Instruction: Where a line in the listing below contains the word "Singapore", copy that line.

++++

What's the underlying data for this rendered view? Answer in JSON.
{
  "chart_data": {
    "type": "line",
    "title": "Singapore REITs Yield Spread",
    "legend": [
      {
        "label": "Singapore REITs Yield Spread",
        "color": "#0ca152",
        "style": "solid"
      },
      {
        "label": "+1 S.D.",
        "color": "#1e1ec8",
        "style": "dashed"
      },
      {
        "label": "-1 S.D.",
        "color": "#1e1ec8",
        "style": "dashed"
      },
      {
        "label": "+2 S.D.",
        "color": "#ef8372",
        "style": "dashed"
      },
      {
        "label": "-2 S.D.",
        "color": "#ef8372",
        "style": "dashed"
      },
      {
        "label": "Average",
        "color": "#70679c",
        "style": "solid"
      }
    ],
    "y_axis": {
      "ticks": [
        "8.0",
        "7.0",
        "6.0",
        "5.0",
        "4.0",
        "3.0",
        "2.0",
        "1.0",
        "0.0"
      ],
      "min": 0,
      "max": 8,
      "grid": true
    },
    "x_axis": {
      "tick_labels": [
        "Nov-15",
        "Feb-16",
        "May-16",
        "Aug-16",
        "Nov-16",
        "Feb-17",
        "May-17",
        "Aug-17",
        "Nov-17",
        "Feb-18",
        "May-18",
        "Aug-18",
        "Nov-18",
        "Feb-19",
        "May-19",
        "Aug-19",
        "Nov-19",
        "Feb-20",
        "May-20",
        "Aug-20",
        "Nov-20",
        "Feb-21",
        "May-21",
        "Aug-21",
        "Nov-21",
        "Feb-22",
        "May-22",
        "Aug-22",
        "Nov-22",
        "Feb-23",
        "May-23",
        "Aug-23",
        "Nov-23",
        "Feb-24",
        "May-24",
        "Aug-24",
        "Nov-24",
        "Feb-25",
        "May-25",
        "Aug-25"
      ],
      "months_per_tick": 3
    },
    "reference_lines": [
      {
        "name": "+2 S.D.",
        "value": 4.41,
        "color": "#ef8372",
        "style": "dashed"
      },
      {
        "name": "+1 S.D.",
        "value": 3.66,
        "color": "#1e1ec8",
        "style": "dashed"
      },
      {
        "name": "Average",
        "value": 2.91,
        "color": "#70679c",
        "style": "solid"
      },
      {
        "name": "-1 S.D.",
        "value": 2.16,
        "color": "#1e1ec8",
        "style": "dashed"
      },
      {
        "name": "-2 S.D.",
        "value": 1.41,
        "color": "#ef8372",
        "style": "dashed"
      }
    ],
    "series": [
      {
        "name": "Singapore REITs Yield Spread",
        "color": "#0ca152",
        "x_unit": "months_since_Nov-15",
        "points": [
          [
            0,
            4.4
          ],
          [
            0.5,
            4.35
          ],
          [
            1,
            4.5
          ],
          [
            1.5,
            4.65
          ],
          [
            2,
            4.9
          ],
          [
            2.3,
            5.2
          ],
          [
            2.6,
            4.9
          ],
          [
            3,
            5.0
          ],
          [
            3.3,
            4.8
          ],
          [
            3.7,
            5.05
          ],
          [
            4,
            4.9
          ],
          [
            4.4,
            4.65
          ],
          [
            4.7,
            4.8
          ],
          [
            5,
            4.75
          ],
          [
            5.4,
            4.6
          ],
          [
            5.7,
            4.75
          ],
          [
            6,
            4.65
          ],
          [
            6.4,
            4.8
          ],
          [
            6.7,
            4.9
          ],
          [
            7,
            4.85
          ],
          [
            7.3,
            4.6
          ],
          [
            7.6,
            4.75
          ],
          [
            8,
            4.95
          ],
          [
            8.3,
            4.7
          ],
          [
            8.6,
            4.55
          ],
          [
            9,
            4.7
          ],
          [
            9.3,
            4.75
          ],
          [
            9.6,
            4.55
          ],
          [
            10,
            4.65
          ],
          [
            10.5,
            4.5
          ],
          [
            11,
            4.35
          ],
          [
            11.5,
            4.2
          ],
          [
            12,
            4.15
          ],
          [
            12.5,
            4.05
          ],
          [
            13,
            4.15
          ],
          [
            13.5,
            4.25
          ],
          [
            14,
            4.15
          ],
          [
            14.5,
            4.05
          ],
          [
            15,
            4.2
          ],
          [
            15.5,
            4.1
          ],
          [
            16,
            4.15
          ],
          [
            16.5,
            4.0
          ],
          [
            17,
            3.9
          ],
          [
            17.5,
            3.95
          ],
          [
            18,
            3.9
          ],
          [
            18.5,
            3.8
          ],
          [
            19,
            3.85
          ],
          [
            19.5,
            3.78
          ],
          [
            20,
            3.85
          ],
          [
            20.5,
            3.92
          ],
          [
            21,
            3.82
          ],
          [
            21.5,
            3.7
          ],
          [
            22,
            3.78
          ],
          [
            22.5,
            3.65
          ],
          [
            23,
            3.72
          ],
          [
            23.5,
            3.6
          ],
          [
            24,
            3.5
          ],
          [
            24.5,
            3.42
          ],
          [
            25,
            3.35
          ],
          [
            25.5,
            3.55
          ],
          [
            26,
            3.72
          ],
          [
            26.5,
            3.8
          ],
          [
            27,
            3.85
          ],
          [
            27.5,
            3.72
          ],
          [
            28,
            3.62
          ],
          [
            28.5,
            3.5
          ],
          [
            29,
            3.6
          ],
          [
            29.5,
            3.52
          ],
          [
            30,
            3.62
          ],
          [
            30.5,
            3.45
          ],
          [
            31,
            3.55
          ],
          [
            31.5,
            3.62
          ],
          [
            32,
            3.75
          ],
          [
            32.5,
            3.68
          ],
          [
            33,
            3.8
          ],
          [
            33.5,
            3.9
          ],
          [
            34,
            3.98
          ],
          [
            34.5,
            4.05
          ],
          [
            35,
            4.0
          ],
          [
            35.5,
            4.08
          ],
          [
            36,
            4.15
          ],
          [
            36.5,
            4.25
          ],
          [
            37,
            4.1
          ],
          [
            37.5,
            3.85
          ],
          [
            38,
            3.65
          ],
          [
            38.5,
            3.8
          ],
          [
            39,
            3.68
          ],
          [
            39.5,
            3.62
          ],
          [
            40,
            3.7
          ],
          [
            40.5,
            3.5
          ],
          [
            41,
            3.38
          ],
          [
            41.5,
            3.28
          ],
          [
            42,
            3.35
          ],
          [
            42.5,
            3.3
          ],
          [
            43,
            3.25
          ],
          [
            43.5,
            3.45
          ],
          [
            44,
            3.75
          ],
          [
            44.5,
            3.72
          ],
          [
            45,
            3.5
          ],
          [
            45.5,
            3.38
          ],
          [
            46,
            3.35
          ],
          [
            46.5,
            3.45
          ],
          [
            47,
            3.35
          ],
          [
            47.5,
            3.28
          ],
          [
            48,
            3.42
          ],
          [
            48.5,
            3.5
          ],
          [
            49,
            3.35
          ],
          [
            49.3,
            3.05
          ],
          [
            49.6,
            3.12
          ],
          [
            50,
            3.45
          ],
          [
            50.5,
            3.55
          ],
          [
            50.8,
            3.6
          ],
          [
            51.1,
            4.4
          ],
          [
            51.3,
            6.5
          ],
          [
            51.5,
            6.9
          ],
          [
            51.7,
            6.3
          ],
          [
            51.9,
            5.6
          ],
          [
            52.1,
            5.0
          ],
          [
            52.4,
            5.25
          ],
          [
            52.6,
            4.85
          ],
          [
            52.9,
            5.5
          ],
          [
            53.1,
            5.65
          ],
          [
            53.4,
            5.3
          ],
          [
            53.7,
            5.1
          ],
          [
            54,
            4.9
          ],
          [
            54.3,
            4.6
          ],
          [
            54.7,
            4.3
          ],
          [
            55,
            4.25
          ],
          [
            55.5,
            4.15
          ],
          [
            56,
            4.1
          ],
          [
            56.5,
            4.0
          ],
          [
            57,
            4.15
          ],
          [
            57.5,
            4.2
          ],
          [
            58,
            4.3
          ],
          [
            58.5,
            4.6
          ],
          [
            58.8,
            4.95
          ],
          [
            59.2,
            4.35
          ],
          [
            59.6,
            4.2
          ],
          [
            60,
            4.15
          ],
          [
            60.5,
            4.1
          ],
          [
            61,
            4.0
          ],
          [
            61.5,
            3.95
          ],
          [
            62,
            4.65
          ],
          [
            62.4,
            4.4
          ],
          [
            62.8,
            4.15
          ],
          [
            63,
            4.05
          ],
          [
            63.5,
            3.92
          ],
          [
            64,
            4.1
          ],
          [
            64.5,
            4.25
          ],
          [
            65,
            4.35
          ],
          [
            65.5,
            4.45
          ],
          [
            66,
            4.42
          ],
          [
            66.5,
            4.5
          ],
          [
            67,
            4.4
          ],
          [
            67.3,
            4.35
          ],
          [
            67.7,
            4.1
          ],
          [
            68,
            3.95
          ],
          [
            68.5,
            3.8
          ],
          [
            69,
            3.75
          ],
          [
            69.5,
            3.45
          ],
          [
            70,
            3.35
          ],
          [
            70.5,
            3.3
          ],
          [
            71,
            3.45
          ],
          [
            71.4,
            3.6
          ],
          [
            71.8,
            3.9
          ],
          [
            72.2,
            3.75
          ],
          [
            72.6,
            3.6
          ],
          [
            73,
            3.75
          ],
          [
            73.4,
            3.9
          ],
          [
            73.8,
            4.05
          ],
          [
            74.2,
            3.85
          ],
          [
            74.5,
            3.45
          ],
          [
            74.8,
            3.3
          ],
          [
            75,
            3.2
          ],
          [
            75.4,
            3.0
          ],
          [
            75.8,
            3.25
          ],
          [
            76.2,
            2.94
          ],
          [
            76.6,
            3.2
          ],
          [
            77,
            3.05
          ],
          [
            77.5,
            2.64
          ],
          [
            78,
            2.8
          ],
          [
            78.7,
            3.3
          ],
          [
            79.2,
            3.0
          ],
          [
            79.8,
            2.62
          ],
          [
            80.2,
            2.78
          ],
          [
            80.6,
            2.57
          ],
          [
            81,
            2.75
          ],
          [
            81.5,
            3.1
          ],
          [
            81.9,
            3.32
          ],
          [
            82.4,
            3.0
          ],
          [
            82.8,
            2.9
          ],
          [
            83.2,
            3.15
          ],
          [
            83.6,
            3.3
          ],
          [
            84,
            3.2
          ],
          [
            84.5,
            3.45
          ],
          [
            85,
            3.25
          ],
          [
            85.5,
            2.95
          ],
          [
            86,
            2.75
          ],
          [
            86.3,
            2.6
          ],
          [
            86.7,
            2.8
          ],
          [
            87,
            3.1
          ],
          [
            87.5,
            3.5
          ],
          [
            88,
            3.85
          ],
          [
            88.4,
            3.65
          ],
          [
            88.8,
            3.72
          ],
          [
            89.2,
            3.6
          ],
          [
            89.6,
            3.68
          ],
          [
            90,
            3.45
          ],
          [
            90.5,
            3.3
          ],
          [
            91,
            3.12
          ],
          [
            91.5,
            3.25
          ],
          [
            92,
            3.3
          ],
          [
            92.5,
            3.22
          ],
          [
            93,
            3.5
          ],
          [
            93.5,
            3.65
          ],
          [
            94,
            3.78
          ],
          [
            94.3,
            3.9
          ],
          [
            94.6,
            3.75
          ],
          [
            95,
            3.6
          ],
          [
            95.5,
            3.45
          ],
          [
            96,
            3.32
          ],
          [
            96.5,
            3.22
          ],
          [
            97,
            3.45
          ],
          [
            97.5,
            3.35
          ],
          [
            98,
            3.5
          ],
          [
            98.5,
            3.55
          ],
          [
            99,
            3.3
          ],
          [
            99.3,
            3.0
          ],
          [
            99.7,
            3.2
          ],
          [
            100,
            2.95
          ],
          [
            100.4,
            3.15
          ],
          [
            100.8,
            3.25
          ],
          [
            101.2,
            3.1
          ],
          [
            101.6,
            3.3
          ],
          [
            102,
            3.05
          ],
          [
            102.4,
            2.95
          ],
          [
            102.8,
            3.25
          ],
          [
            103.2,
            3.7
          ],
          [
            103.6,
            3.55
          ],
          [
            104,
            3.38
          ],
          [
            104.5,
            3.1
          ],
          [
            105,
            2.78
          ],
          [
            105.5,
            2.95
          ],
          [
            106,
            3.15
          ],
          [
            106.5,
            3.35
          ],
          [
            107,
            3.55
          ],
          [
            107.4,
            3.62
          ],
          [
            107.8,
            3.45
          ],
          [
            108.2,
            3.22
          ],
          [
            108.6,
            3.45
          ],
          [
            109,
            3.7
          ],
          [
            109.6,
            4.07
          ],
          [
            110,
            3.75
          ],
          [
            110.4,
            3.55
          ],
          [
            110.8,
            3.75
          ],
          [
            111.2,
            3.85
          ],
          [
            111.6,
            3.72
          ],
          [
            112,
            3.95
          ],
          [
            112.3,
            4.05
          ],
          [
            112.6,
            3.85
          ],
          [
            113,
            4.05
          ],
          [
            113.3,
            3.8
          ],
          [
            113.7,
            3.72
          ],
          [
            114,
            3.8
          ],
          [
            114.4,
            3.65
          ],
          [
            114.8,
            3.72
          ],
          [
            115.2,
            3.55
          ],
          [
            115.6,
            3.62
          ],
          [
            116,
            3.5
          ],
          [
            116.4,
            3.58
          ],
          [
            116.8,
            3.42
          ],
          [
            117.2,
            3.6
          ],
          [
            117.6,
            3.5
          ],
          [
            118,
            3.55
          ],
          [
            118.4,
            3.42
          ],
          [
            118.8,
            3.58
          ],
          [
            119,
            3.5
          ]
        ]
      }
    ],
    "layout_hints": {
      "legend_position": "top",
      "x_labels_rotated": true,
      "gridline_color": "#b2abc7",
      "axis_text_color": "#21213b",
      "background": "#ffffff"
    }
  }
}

++++

Written solution:
    "title": "Singapore REITs Yield Spread",
        "label": "Singapore REITs Yield Spread",
        "name": "Singapore REITs Yield Spread",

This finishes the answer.